Copy each line that contains the string "乙方在施工过程中".
[START OF RECORDS PROVIDED]
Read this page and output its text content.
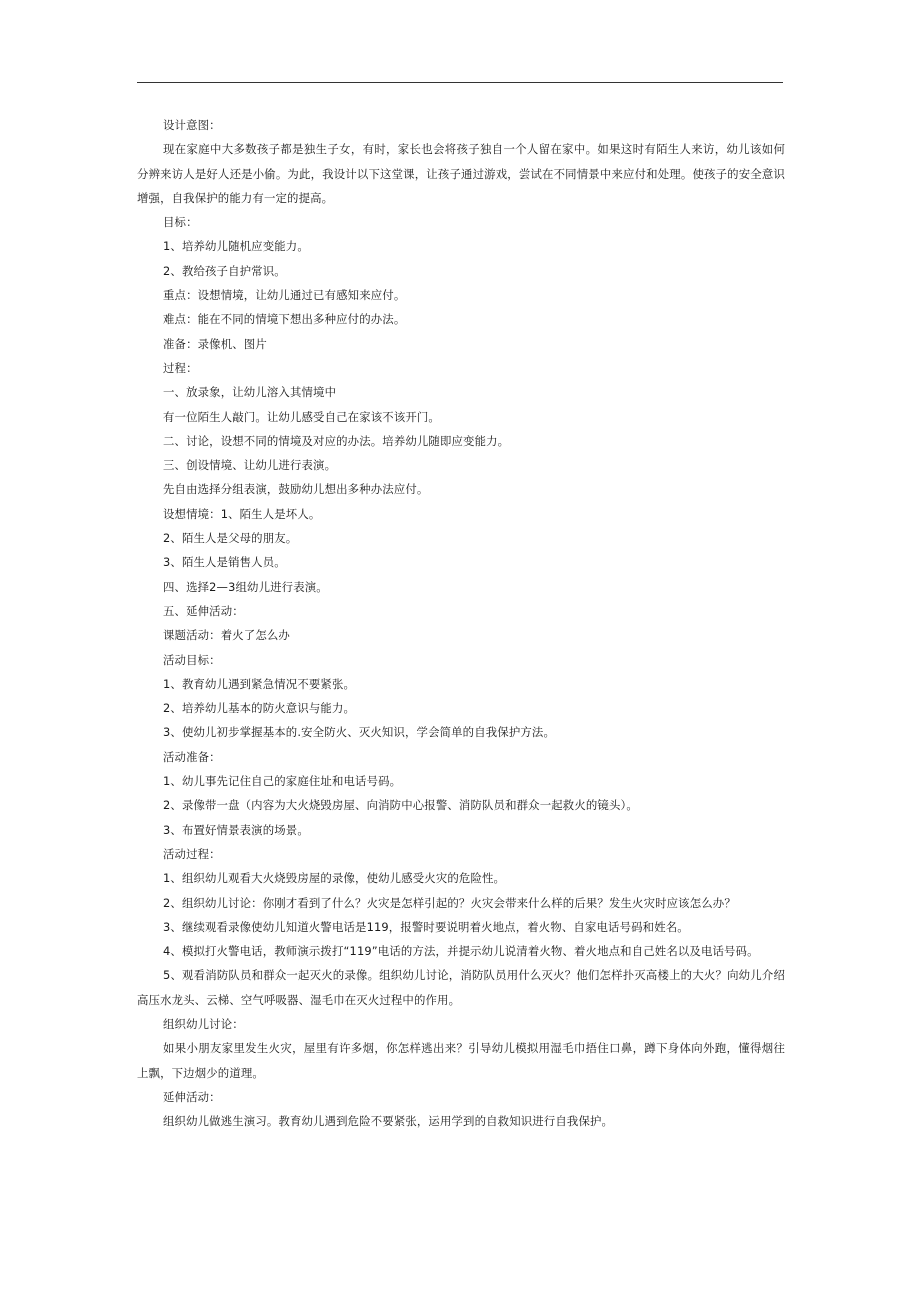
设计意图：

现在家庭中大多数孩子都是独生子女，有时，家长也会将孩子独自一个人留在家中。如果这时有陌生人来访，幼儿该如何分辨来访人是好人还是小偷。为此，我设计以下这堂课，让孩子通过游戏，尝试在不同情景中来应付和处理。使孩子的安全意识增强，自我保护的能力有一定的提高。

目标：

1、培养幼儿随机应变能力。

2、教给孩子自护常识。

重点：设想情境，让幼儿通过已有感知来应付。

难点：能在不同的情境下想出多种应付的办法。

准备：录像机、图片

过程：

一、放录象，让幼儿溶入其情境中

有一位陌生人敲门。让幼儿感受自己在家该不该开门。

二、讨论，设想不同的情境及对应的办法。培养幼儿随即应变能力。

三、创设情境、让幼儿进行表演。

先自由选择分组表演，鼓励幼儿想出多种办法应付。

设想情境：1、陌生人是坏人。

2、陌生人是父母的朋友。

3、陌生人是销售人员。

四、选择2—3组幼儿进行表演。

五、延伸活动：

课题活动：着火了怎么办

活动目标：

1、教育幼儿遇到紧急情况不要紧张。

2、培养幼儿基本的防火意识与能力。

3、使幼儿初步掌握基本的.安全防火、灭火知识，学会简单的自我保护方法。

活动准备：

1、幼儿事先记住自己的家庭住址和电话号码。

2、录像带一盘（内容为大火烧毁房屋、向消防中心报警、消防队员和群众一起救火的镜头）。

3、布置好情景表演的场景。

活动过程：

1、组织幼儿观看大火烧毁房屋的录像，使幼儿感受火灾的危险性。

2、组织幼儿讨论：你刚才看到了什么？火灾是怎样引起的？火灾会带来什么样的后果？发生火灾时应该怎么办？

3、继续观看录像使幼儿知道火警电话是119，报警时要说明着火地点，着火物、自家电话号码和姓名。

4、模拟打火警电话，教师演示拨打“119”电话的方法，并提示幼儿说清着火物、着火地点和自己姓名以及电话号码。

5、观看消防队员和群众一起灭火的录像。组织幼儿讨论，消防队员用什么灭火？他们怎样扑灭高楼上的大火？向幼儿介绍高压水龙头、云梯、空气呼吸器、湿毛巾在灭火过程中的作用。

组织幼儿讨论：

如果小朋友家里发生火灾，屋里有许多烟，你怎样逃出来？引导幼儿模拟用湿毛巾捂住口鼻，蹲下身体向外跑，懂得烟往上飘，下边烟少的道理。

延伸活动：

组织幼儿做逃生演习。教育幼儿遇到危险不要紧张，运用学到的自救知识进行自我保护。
[END OF RECORDS PROVIDED]
[START OF RECORDS PROVIDED]
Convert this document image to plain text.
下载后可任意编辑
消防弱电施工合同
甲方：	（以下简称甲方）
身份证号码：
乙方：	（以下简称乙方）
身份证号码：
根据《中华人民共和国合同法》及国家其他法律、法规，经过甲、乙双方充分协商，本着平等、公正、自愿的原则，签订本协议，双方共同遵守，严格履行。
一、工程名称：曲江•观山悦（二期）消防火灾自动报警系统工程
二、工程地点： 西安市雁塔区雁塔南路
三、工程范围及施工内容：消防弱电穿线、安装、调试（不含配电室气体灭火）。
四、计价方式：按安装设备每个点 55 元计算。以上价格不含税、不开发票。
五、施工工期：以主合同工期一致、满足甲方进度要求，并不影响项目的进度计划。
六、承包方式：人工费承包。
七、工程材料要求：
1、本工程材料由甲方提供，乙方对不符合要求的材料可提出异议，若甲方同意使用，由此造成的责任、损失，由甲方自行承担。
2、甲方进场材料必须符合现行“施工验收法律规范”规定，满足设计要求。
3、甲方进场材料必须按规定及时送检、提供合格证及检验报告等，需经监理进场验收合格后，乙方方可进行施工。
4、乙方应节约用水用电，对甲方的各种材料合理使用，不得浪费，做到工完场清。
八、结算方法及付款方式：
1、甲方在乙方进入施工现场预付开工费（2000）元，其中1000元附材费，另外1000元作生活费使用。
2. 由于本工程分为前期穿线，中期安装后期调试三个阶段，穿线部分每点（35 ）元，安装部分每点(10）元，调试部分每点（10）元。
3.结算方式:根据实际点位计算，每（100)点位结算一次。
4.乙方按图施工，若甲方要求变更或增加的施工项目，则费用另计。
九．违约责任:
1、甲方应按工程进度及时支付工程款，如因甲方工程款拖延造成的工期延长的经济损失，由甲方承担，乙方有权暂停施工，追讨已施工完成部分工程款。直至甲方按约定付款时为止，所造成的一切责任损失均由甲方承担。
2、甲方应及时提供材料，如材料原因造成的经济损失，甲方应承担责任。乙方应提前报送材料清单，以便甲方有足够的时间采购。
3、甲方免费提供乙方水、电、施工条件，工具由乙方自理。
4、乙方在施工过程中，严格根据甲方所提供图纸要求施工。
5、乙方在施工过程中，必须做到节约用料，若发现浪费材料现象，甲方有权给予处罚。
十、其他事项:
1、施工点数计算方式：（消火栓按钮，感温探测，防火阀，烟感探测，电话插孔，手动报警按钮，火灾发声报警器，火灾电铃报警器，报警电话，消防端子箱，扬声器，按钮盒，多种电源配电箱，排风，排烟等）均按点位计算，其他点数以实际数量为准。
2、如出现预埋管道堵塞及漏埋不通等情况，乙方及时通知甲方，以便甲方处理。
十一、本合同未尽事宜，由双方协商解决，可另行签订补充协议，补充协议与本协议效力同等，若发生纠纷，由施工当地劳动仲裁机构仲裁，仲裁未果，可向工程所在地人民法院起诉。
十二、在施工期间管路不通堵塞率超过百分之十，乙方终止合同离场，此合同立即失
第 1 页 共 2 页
[END OF RECORDS PROVIDED]
[START OF RECORDS PROVIDED]
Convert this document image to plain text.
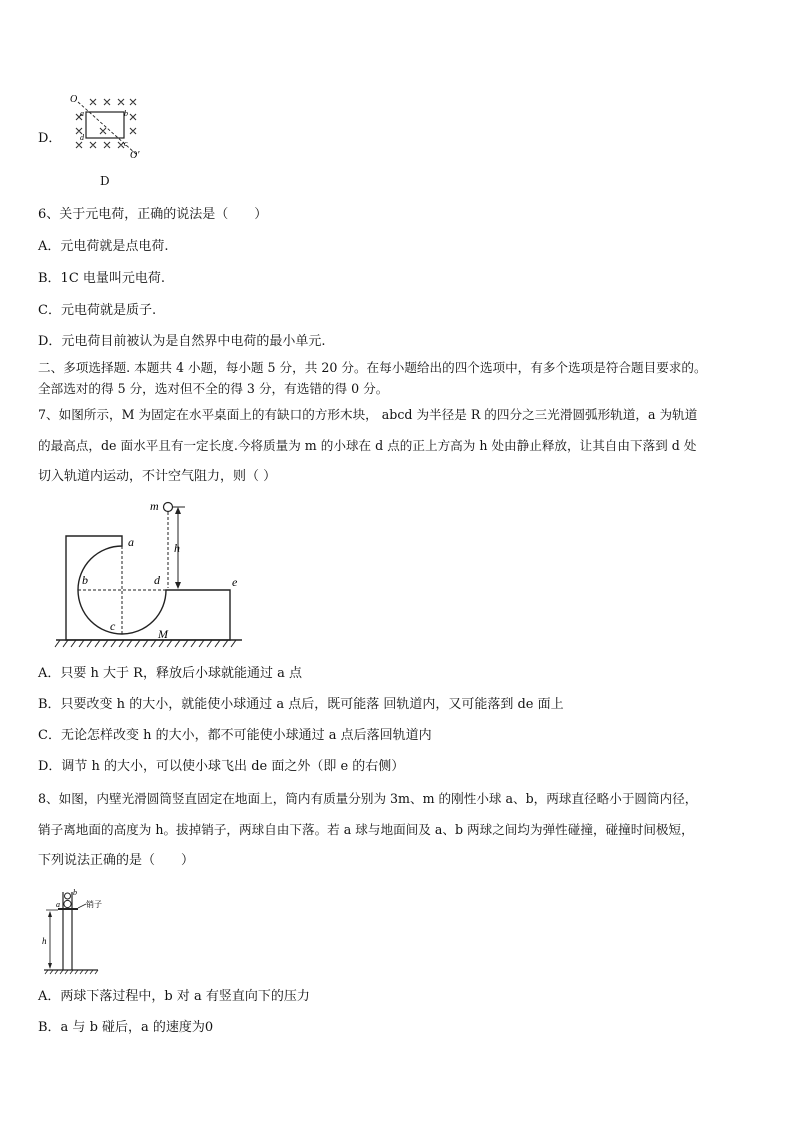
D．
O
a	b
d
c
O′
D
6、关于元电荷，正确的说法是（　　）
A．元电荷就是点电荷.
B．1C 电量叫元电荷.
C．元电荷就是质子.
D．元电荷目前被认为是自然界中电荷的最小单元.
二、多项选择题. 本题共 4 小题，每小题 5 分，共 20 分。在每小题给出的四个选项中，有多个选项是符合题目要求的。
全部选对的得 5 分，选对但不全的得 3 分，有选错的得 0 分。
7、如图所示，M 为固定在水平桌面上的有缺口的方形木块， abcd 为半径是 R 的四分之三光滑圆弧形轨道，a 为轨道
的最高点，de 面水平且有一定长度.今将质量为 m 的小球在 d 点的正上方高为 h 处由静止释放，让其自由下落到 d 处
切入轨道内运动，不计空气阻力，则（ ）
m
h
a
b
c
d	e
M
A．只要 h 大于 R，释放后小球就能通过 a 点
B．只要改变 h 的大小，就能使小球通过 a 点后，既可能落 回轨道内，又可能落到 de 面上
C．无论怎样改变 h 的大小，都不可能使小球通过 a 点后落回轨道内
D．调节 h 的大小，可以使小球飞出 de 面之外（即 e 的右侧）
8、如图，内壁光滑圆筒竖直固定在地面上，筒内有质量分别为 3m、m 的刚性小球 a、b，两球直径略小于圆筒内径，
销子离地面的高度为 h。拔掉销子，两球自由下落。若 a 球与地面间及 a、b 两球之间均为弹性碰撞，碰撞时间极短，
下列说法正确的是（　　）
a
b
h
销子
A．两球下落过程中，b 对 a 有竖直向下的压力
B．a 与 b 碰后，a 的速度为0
[END OF RECORDS PROVIDED]
RESULT FOR THIS TASK:
4、乙方在施工过程中，严格根据甲方所提供图纸要求施工。
5、乙方在施工过程中，必须做到节约用料，若发现浪费材料现象，甲方有权给予处罚。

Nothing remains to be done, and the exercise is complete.